# Stated task
Copy the listing below in full and skip every picture.

# A block of data
-.-.-
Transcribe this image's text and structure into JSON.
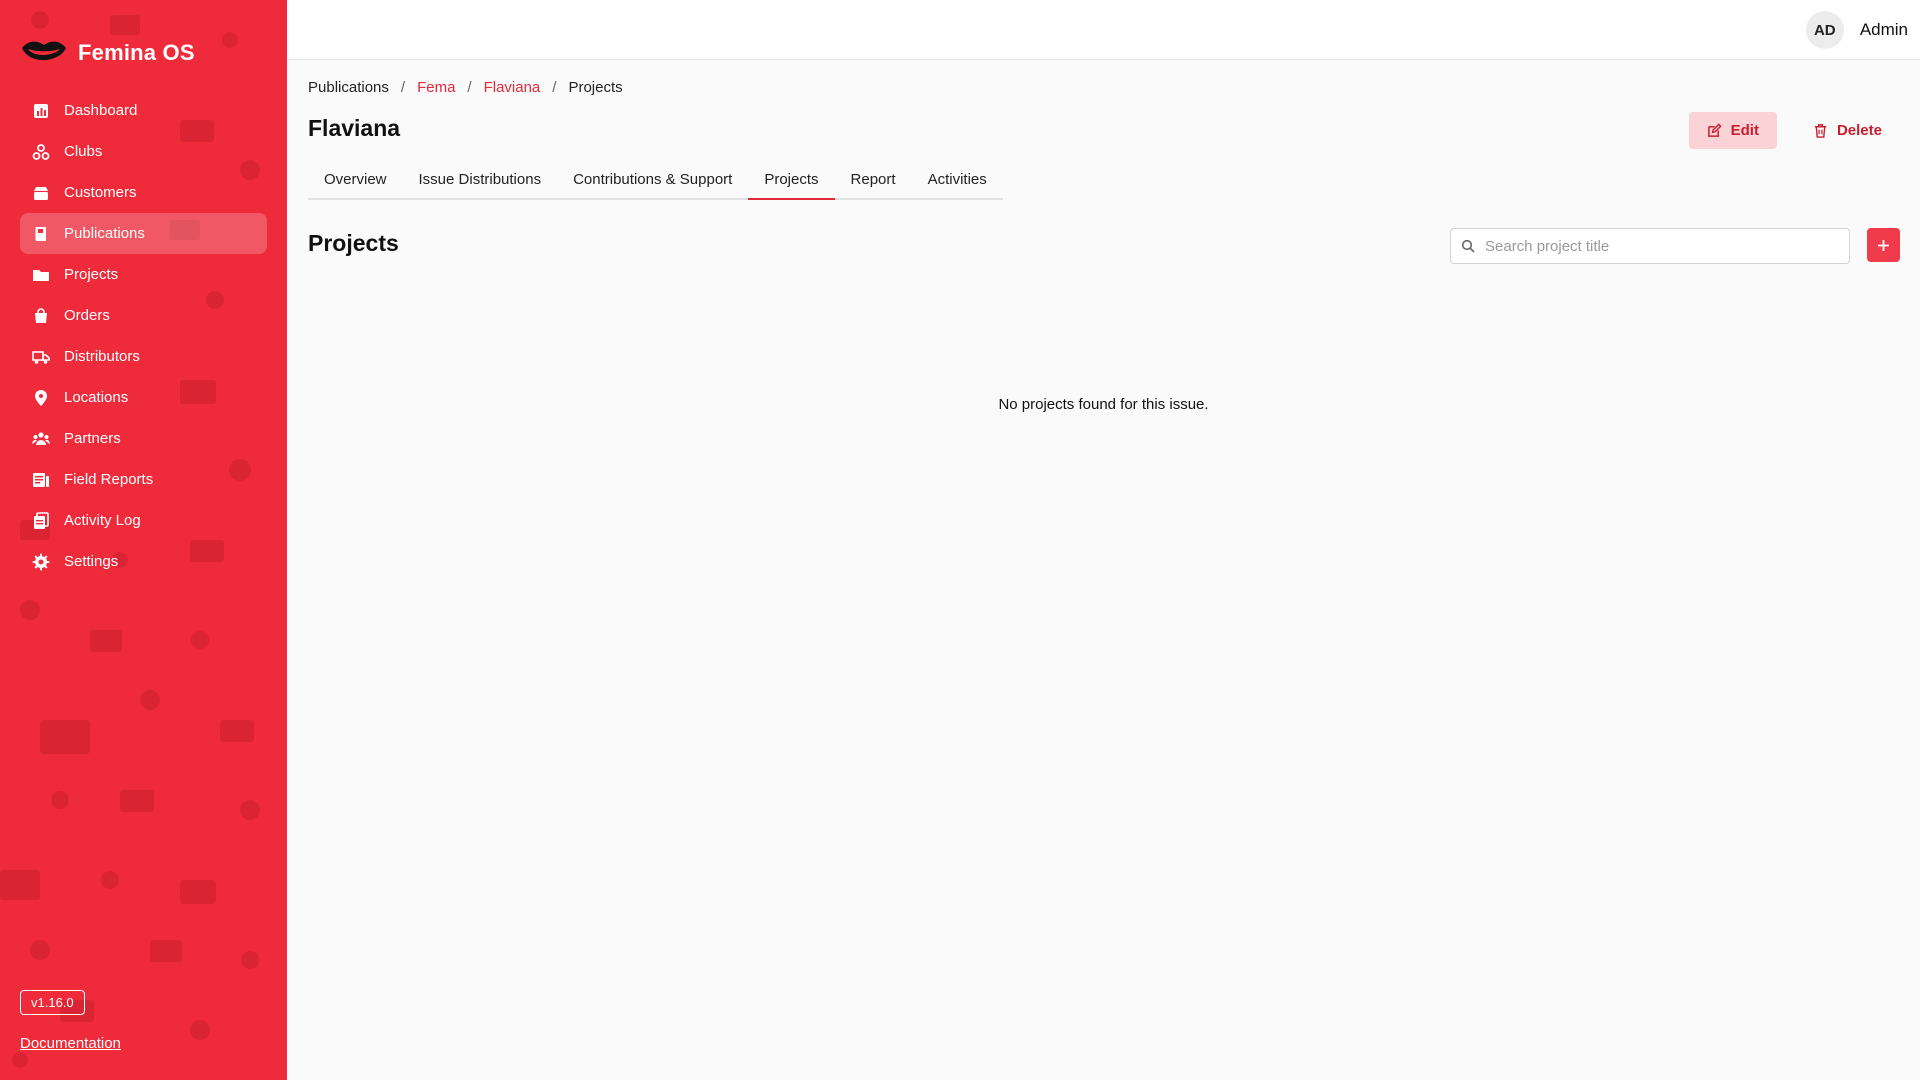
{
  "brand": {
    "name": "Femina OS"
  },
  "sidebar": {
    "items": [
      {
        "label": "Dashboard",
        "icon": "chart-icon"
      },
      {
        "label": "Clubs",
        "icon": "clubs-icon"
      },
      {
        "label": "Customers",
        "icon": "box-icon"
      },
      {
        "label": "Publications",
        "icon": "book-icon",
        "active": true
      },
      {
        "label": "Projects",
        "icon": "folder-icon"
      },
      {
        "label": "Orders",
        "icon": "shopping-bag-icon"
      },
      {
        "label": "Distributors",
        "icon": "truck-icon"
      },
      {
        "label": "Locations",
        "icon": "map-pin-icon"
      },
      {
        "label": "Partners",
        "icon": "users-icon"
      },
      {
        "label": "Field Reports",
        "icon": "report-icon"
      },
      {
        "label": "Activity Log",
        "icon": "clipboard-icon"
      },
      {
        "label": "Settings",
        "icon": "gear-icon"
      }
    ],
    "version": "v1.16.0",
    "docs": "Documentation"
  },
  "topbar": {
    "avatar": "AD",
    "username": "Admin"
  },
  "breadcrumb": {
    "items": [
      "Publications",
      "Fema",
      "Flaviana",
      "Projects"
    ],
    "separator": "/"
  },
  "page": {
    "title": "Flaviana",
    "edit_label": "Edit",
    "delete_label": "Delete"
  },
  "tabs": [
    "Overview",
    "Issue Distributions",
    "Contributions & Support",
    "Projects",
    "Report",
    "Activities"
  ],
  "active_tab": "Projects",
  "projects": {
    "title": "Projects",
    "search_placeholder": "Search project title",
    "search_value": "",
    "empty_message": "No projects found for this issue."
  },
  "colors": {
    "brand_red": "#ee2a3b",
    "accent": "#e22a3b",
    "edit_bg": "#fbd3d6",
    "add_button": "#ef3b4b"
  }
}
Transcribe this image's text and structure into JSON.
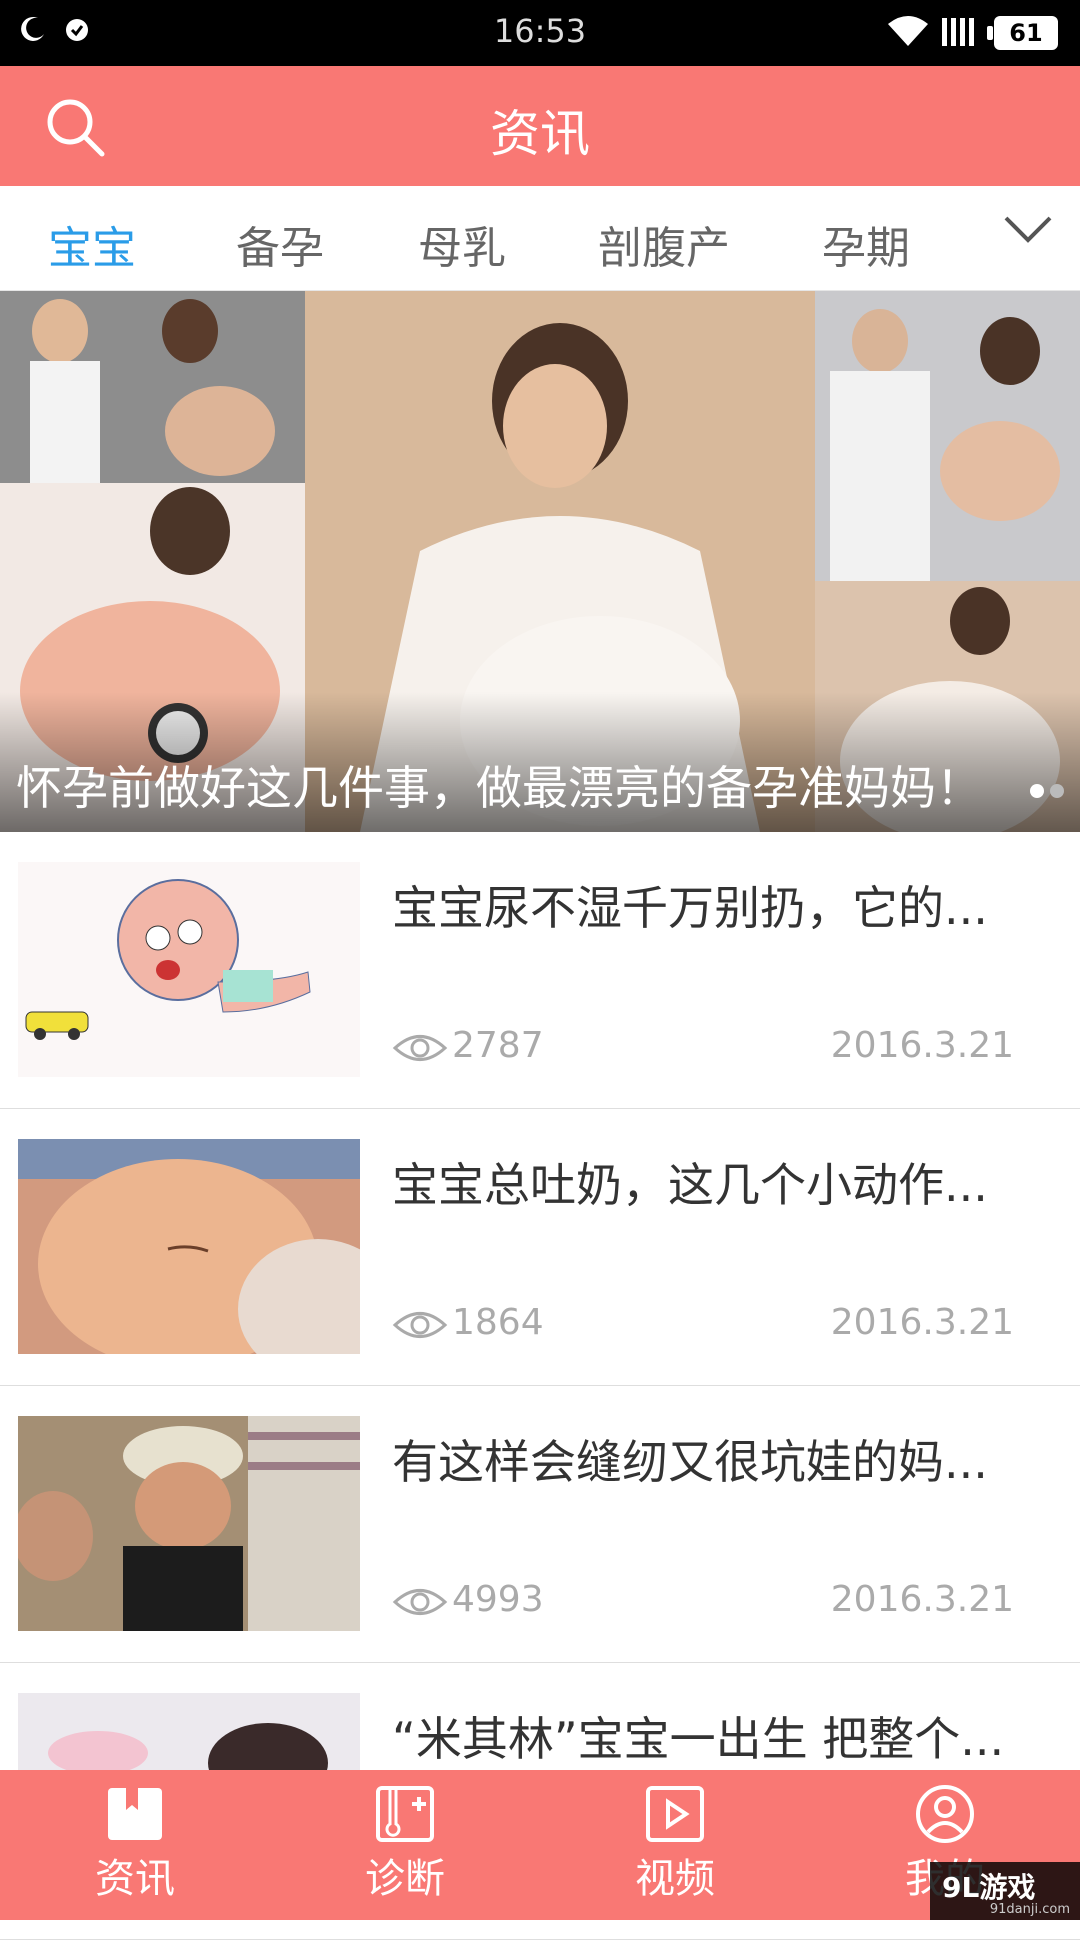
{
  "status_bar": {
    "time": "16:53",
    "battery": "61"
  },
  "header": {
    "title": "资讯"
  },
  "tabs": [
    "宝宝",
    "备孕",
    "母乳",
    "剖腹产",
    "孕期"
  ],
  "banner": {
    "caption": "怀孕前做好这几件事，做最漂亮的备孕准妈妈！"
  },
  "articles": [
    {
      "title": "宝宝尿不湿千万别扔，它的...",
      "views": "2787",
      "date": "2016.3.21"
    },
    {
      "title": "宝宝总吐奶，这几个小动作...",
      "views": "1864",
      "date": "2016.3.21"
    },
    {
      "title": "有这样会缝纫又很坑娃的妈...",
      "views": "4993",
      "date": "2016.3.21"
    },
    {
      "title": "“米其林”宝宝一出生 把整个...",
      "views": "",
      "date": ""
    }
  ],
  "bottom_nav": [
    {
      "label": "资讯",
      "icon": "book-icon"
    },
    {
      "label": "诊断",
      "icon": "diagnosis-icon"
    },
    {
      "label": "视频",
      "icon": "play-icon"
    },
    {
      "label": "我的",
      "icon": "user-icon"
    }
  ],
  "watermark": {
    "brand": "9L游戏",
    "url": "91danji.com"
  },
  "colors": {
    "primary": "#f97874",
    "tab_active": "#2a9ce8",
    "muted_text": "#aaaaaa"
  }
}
-.-.-
# Result of the exercise
Transcribe this image's text and structure into JSON.
{
  "brand": {
    "name": "Femina OS"
  },
  "sidebar": {
    "items": [
      {
        "label": "Dashboard",
        "icon": "chart-icon"
      },
      {
        "label": "Clubs",
        "icon": "clubs-icon"
      },
      {
        "label": "Customers",
        "icon": "box-icon"
      },
      {
        "label": "Publications",
        "icon": "book-icon",
        "active": true
      },
      {
        "label": "Projects",
        "icon": "folder-icon"
      },
      {
        "label": "Orders",
        "icon": "shopping-bag-icon"
      },
      {
        "label": "Distributors",
        "icon": "truck-icon"
      },
      {
        "label": "Locations",
        "icon": "map-pin-icon"
      },
      {
        "label": "Partners",
        "icon": "users-icon"
      },
      {
        "label": "Field Reports",
        "icon": "report-icon"
      },
      {
        "label": "Activity Log",
        "icon": "clipboard-icon"
      },
      {
        "label": "Settings",
        "icon": "gear-icon"
      }
    ],
    "version": "v1.16.0",
    "docs": "Documentation"
  },
  "topbar": {
    "avatar": "AD",
    "username": "Admin"
  },
  "breadcrumb": {
    "items": [
      "Publications",
      "Fema",
      "Flaviana",
      "Projects"
    ],
    "separator": "/"
  },
  "page": {
    "title": "Flaviana",
    "edit_label": "Edit",
    "delete_label": "Delete"
  },
  "tabs": [
    "Overview",
    "Issue Distributions",
    "Contributions & Support",
    "Projects",
    "Report",
    "Activities"
  ],
  "active_tab": "Projects",
  "projects": {
    "title": "Projects",
    "search_placeholder": "Search project title",
    "search_value": "",
    "empty_message": "No projects found for this issue."
  },
  "colors": {
    "brand_red": "#ee2a3b",
    "accent": "#e22a3b",
    "edit_bg": "#fbd3d6",
    "add_button": "#ef3b4b"
  }
}
Transcribe this image's text and structure into JSON.
{
  "status_bar": {
    "time": "16:53",
    "battery": "61"
  },
  "header": {
    "title": "资讯"
  },
  "tabs": [
    "宝宝",
    "备孕",
    "母乳",
    "剖腹产",
    "孕期"
  ],
  "banner": {
    "caption": "怀孕前做好这几件事，做最漂亮的备孕准妈妈！"
  },
  "articles": [
    {
      "title": "宝宝尿不湿千万别扔，它的...",
      "views": "2787",
      "date": "2016.3.21"
    },
    {
      "title": "宝宝总吐奶，这几个小动作...",
      "views": "1864",
      "date": "2016.3.21"
    },
    {
      "title": "有这样会缝纫又很坑娃的妈...",
      "views": "4993",
      "date": "2016.3.21"
    },
    {
      "title": "“米其林”宝宝一出生 把整个...",
      "views": "",
      "date": ""
    }
  ],
  "bottom_nav": [
    {
      "label": "资讯",
      "icon": "book-icon"
    },
    {
      "label": "诊断",
      "icon": "diagnosis-icon"
    },
    {
      "label": "视频",
      "icon": "play-icon"
    },
    {
      "label": "我的",
      "icon": "user-icon"
    }
  ],
  "watermark": {
    "brand": "9L游戏",
    "url": "91danji.com"
  },
  "colors": {
    "primary": "#f97874",
    "tab_active": "#2a9ce8",
    "muted_text": "#aaaaaa"
  }
}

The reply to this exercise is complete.